◆ **TASK GOAL**
In the material below, list every line carrying the string "Velocity".

◆ **Extracts from a graphics dataset**
-*-

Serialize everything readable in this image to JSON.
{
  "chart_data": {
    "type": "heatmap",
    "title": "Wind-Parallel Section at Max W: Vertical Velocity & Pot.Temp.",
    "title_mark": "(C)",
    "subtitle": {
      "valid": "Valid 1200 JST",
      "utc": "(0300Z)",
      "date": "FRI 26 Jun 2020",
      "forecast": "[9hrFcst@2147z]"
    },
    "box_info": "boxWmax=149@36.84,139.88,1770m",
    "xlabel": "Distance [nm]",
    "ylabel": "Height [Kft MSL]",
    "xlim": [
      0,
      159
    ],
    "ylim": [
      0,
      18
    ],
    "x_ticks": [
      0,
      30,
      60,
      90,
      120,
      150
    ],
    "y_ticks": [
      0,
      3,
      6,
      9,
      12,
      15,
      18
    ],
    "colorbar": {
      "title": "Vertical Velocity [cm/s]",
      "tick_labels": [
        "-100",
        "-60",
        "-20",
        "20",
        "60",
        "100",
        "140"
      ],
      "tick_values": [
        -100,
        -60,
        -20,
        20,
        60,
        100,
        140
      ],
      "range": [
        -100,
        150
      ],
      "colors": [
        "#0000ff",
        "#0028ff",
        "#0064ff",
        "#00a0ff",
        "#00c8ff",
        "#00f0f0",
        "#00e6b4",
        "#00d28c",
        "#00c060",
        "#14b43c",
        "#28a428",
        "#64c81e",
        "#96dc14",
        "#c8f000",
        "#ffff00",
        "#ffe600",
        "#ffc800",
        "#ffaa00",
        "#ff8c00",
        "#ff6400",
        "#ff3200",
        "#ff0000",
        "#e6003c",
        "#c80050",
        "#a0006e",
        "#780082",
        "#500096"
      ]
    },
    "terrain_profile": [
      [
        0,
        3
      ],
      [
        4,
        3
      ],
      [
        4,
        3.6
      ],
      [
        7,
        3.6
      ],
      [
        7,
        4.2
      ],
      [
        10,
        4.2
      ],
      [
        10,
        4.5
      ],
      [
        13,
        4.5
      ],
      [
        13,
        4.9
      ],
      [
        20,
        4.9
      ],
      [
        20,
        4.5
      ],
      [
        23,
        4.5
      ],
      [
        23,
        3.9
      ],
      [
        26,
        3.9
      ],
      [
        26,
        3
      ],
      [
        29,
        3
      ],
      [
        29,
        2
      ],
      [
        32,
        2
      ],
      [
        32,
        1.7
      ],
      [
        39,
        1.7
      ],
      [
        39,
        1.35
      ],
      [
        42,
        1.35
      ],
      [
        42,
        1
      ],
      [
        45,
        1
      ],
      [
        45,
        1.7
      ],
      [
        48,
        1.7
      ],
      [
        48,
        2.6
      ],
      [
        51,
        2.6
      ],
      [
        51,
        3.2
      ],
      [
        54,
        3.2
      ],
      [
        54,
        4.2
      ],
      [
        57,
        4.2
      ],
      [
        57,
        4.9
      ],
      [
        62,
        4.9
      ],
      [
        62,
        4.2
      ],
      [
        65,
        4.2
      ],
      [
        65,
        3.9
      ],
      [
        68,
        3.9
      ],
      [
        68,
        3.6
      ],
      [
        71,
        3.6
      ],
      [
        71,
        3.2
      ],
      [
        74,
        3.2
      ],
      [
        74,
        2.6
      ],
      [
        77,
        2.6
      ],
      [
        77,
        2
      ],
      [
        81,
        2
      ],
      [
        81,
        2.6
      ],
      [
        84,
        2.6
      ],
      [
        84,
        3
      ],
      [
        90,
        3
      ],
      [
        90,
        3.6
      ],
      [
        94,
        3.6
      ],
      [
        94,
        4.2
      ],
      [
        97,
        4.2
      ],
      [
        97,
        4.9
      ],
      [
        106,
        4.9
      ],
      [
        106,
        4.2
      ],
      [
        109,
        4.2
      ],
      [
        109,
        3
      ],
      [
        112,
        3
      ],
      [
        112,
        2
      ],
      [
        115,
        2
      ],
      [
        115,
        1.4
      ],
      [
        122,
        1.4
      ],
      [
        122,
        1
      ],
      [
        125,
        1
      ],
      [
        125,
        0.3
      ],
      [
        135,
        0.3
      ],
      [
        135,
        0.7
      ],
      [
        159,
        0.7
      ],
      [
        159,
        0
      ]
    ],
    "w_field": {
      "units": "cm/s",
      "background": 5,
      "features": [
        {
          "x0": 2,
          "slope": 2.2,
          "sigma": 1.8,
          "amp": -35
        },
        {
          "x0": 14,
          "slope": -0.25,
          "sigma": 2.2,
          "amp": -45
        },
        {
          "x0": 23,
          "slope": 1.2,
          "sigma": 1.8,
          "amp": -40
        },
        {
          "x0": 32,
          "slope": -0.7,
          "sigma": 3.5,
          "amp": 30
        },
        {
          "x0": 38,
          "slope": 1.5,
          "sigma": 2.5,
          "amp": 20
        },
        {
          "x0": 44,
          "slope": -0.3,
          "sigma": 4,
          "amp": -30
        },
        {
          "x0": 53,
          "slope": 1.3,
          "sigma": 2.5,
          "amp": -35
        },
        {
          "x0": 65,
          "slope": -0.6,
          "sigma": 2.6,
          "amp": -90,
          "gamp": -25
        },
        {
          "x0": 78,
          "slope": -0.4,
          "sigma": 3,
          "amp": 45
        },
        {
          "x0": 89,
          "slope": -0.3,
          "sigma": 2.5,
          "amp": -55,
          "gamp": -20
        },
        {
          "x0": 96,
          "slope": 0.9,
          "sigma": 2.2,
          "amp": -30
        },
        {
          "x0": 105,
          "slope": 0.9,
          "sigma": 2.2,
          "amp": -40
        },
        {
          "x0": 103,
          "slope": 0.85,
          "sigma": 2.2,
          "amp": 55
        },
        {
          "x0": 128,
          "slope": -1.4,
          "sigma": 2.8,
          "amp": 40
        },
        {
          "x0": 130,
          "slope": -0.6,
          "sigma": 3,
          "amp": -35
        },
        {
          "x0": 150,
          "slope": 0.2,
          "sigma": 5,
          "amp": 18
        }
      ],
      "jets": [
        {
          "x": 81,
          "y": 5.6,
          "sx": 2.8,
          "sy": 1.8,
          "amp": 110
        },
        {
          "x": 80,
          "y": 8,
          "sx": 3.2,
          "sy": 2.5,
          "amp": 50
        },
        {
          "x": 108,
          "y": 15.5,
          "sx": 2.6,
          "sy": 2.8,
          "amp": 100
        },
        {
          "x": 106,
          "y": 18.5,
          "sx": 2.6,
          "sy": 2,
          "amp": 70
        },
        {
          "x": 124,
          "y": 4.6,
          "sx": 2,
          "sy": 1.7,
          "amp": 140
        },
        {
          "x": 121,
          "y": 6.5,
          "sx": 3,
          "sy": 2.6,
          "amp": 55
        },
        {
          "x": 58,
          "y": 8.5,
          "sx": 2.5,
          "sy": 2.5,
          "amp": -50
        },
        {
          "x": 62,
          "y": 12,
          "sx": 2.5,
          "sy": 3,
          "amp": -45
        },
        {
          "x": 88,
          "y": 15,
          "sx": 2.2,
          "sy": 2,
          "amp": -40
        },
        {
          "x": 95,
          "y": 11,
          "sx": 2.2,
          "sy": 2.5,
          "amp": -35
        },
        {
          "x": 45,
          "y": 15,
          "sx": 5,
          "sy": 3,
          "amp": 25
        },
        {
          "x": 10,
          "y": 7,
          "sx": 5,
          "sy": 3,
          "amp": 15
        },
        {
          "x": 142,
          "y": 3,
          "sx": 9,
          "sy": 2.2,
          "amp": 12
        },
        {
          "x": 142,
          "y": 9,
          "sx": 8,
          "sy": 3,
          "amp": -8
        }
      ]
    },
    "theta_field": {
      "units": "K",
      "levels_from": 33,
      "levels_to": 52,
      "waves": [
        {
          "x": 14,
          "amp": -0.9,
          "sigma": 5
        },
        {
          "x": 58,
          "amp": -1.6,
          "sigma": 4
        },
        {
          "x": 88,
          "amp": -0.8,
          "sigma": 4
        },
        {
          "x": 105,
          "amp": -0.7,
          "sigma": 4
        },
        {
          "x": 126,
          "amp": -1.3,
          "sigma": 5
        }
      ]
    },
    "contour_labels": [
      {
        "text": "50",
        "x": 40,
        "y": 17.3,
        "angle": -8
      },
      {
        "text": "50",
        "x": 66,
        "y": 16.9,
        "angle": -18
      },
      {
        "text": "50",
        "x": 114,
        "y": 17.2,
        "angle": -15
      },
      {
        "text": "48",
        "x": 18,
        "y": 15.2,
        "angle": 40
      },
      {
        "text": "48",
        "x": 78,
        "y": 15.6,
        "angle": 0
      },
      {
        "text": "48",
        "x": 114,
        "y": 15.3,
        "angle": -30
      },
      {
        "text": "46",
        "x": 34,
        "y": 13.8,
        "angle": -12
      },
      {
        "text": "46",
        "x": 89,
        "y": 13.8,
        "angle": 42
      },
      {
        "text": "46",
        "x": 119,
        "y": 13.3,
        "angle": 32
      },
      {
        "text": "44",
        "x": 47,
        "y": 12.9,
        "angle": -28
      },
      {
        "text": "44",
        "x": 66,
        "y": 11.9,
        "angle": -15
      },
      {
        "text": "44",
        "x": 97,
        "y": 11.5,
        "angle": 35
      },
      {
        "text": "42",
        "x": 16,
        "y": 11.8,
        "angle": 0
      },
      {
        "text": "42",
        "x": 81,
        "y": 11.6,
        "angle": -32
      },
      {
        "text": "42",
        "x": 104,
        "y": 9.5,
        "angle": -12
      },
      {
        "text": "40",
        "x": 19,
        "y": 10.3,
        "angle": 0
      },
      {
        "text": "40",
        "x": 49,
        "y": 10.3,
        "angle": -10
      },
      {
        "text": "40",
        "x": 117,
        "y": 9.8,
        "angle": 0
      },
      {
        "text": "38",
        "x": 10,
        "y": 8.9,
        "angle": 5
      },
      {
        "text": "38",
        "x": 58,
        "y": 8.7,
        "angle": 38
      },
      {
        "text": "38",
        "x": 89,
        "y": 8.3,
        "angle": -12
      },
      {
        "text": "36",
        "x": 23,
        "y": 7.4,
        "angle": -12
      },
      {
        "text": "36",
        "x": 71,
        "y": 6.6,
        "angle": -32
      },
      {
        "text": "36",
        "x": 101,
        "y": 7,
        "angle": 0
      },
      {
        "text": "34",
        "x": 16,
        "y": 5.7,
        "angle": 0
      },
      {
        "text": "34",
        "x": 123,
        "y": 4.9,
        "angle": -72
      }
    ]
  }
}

-*-

◆ **OUTPUT OF THE TASK**
    "title": "Wind-Parallel Section at Max W: Vertical Velocity & Pot.Temp.",
      "title": "Vertical Velocity [cm/s]",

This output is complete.